▶ [AIM]:
Where a line holds "Availability", copy it.

▶ [Stored entries]:
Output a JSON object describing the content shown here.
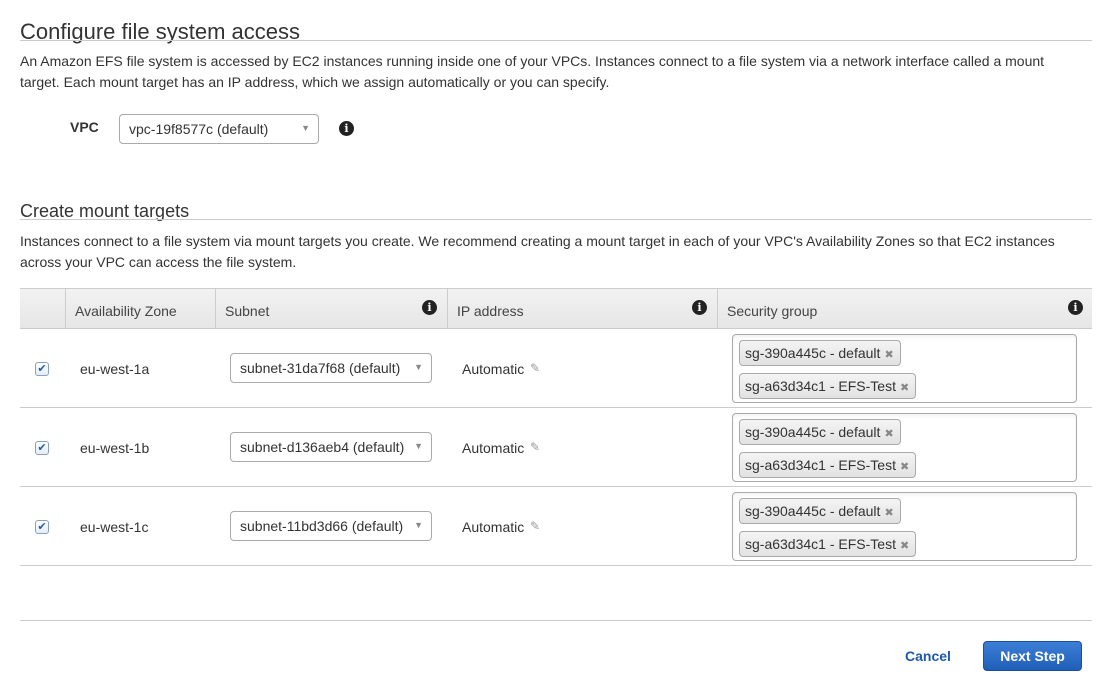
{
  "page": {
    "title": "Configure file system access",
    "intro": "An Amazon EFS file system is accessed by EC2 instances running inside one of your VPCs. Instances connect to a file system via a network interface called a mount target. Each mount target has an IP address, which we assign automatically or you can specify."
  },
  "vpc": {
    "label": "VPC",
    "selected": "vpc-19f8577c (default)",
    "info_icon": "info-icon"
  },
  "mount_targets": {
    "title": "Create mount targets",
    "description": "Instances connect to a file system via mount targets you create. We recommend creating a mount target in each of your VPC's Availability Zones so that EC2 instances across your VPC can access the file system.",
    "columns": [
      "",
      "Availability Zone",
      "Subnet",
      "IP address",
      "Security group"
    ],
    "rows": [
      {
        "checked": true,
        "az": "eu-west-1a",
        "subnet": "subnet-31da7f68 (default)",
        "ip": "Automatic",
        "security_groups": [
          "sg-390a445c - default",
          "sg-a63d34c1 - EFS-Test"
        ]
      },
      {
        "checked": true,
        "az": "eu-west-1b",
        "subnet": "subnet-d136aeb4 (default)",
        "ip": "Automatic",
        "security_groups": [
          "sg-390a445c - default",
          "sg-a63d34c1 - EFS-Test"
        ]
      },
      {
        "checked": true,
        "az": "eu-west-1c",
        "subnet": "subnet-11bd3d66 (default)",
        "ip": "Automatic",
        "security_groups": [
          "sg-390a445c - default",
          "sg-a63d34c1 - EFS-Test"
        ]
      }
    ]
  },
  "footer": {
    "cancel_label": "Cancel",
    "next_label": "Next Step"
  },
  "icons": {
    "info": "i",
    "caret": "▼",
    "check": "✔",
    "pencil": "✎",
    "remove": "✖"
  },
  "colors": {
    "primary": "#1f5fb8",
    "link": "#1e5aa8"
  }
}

▶ [CORRECT RESPONSE]:
    "description": "Instances connect to a file system via mount targets you create. We recommend creating a mount target in each of your VPC's Availability Zones so that EC2 instances across your VPC can access the file system.",
      "Availability Zone",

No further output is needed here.